_Materials provided:_
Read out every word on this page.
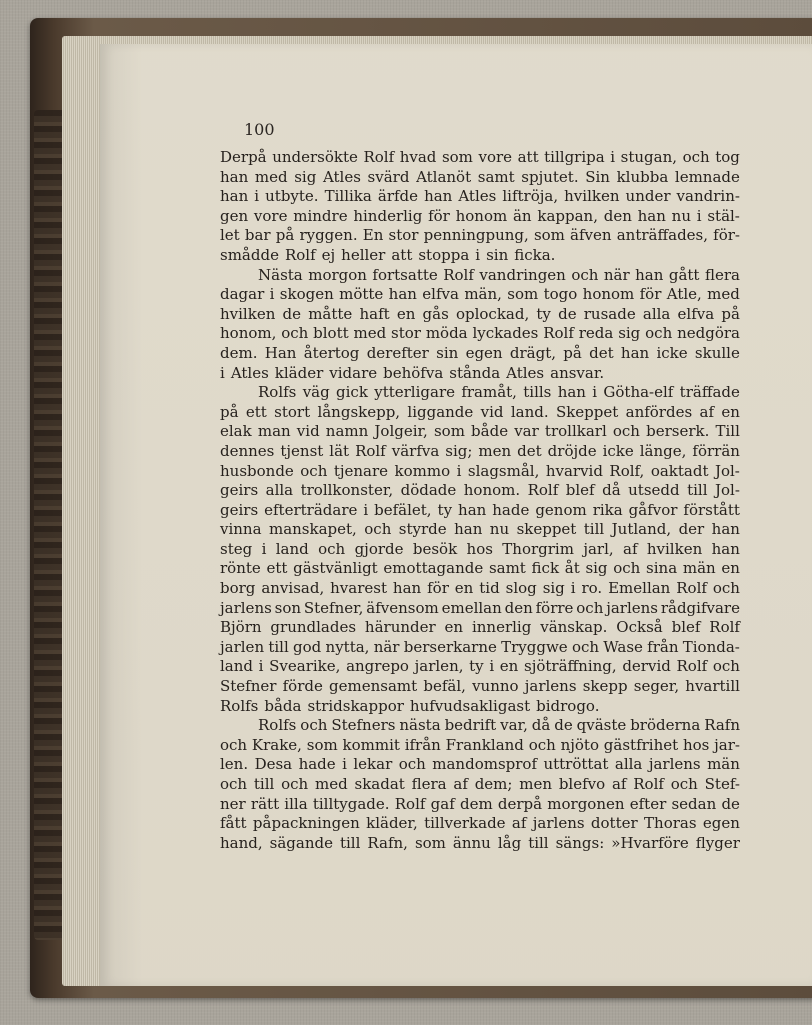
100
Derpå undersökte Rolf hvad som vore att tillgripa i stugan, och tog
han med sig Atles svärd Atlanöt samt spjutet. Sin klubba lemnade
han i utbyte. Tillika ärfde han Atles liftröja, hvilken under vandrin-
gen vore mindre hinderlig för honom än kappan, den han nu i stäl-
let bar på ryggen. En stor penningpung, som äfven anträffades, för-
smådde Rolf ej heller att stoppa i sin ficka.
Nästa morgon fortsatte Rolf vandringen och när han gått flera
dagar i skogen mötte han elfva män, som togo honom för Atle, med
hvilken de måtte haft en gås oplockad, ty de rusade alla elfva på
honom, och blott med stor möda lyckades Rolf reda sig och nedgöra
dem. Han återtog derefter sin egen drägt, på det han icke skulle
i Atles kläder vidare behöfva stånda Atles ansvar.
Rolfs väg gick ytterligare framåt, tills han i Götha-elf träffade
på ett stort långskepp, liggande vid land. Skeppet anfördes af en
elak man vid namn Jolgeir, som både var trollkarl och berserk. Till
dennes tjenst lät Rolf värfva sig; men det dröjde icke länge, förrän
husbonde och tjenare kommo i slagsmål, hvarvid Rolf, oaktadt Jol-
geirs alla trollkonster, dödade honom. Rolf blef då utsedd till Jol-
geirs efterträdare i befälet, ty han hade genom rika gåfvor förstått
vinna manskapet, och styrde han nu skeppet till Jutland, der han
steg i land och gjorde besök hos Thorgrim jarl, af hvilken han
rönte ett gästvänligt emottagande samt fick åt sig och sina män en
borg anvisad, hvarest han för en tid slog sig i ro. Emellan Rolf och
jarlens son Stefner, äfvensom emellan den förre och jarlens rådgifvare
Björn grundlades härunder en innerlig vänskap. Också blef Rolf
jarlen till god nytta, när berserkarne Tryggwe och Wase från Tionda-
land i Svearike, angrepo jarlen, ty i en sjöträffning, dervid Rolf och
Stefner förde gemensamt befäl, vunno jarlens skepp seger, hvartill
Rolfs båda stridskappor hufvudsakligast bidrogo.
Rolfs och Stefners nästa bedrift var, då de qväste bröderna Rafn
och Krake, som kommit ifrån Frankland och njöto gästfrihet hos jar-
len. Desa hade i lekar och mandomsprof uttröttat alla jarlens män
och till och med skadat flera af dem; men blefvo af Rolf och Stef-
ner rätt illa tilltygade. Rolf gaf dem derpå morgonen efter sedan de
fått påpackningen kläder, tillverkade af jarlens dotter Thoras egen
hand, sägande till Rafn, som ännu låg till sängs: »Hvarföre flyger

_Required work:_
What this calls for is a word-for-word copy of the listing above, pictures excluded.

_Task response:_
Read out every word on this page.
100
Derpå undersökte Rolf hvad som vore att tillgripa i stugan, och tog
han med sig Atles svärd Atlanöt samt spjutet. Sin klubba lemnade
han i utbyte. Tillika ärfde han Atles liftröja, hvilken under vandrin-
gen vore mindre hinderlig för honom än kappan, den han nu i stäl-
let bar på ryggen. En stor penningpung, som äfven anträffades, för-
smådde Rolf ej heller att stoppa i sin ficka.
Nästa morgon fortsatte Rolf vandringen och när han gått flera
dagar i skogen mötte han elfva män, som togo honom för Atle, med
hvilken de måtte haft en gås oplockad, ty de rusade alla elfva på
honom, och blott med stor möda lyckades Rolf reda sig och nedgöra
dem. Han återtog derefter sin egen drägt, på det han icke skulle
i Atles kläder vidare behöfva stånda Atles ansvar.
Rolfs väg gick ytterligare framåt, tills han i Götha-elf träffade
på ett stort långskepp, liggande vid land. Skeppet anfördes af en
elak man vid namn Jolgeir, som både var trollkarl och berserk. Till
dennes tjenst lät Rolf värfva sig; men det dröjde icke länge, förrän
husbonde och tjenare kommo i slagsmål, hvarvid Rolf, oaktadt Jol-
geirs alla trollkonster, dödade honom. Rolf blef då utsedd till Jol-
geirs efterträdare i befälet, ty han hade genom rika gåfvor förstått
vinna manskapet, och styrde han nu skeppet till Jutland, der han
steg i land och gjorde besök hos Thorgrim jarl, af hvilken han
rönte ett gästvänligt emottagande samt fick åt sig och sina män en
borg anvisad, hvarest han för en tid slog sig i ro. Emellan Rolf och
jarlens son Stefner, äfvensom emellan den förre och jarlens rådgifvare
Björn grundlades härunder en innerlig vänskap. Också blef Rolf
jarlen till god nytta, när berserkarne Tryggwe och Wase från Tionda-
land i Svearike, angrepo jarlen, ty i en sjöträffning, dervid Rolf och
Stefner förde gemensamt befäl, vunno jarlens skepp seger, hvartill
Rolfs båda stridskappor hufvudsakligast bidrogo.
Rolfs och Stefners nästa bedrift var, då de qväste bröderna Rafn
och Krake, som kommit ifrån Frankland och njöto gästfrihet hos jar-
len. Desa hade i lekar och mandomsprof uttröttat alla jarlens män
och till och med skadat flera af dem; men blefvo af Rolf och Stef-
ner rätt illa tilltygade. Rolf gaf dem derpå morgonen efter sedan de
fått påpackningen kläder, tillverkade af jarlens dotter Thoras egen
hand, sägande till Rafn, som ännu låg till sängs: »Hvarföre flyger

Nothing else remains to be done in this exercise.